* Begin Material for this task *

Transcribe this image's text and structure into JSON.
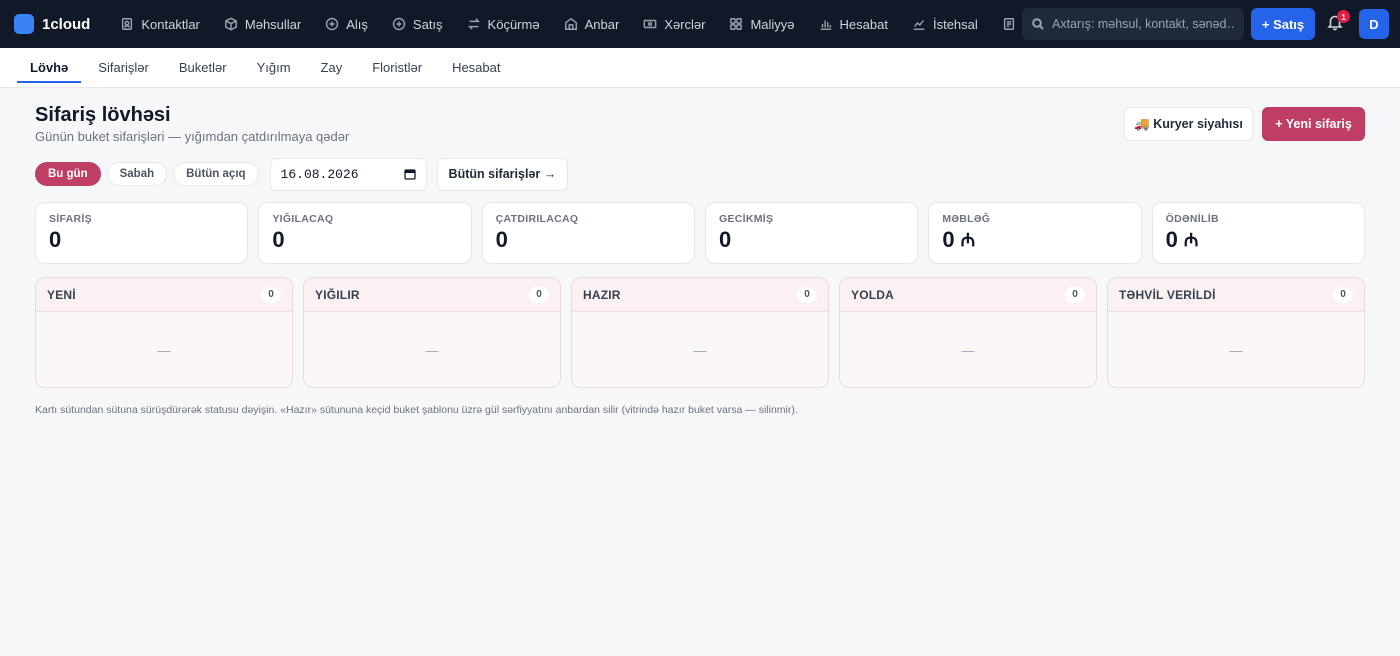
{
  "brand": {
    "name": "1cloud",
    "color": "#3b82f6"
  },
  "nav": [
    {
      "label": "Kontaktlar",
      "icon": "contacts-icon"
    },
    {
      "label": "Məhsullar",
      "icon": "box-icon"
    },
    {
      "label": "Alış",
      "icon": "plus-circle-icon"
    },
    {
      "label": "Satış",
      "icon": "plus-circle-icon"
    },
    {
      "label": "Köçürmə",
      "icon": "transfer-icon"
    },
    {
      "label": "Anbar",
      "icon": "warehouse-icon"
    },
    {
      "label": "Xərclər",
      "icon": "money-icon"
    },
    {
      "label": "Maliyyə",
      "icon": "grid-icon"
    },
    {
      "label": "Hesabat",
      "icon": "bar-chart-icon"
    },
    {
      "label": "İstehsal",
      "icon": "line-chart-icon"
    }
  ],
  "search": {
    "placeholder": "Axtarış: məhsul, kontakt, sənəd…"
  },
  "header": {
    "sale_button": "+ Satış",
    "notifications_count": "1",
    "avatar_initial": "D"
  },
  "subtabs": [
    "Lövhə",
    "Sifarişlər",
    "Buketlər",
    "Yığım",
    "Zay",
    "Floristlər",
    "Hesabat"
  ],
  "page": {
    "title": "Sifariş lövhəsi",
    "subtitle": "Günün buket sifarişləri — yığımdan çatdırılmaya qədər",
    "courier_button": "🚚 Kuryer siyahısı",
    "new_order_button": "+ Yeni sifariş"
  },
  "filters": {
    "pills": [
      "Bu gün",
      "Sabah",
      "Bütün açıq"
    ],
    "active_pill": "Bu gün",
    "date": "16.08.2026",
    "all_orders_button": "Bütün sifarişlər →"
  },
  "stats": [
    {
      "label": "SİFARİŞ",
      "value": "0",
      "currency": ""
    },
    {
      "label": "YIĞILACAQ",
      "value": "0",
      "currency": ""
    },
    {
      "label": "ÇATDIRILACAQ",
      "value": "0",
      "currency": ""
    },
    {
      "label": "GECİKMİŞ",
      "value": "0",
      "currency": ""
    },
    {
      "label": "MƏBLƏĞ",
      "value": "0",
      "currency": "₼"
    },
    {
      "label": "ÖDƏNİLİB",
      "value": "0",
      "currency": "₼"
    }
  ],
  "kanban": [
    {
      "title": "YENİ",
      "count": "0",
      "empty": "—"
    },
    {
      "title": "YIĞILIR",
      "count": "0",
      "empty": "—"
    },
    {
      "title": "HAZIR",
      "count": "0",
      "empty": "—"
    },
    {
      "title": "YOLDA",
      "count": "0",
      "empty": "—"
    },
    {
      "title": "TƏHVİL VERİLDİ",
      "count": "0",
      "empty": "—"
    }
  ],
  "hint": "Kartı sütundan sütuna sürüşdürərək statusu dəyişin. «Hazır» sütununa keçid buket şablonu üzrə gül sərfiyyatını anbardan silir (vitrində hazır buket varsa — silinmir).",
  "colors": {
    "topbar": "#111827",
    "primary": "#2563eb",
    "accent": "#be3e64",
    "badge": "#e11d48"
  }
}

* End Material for this task *

# Exercise directions
Which lines in the data above contain "icon"? Show each one.

# Solution for this problem
      "icon": "contacts-icon"
      "icon": "box-icon"
      "icon": "plus-circle-icon"
      "icon": "plus-circle-icon"
      "icon": "transfer-icon"
      "icon": "warehouse-icon"
      "icon": "money-icon"
      "icon": "grid-icon"
      "icon": "bar-chart-icon"
      "icon": "line-chart-icon"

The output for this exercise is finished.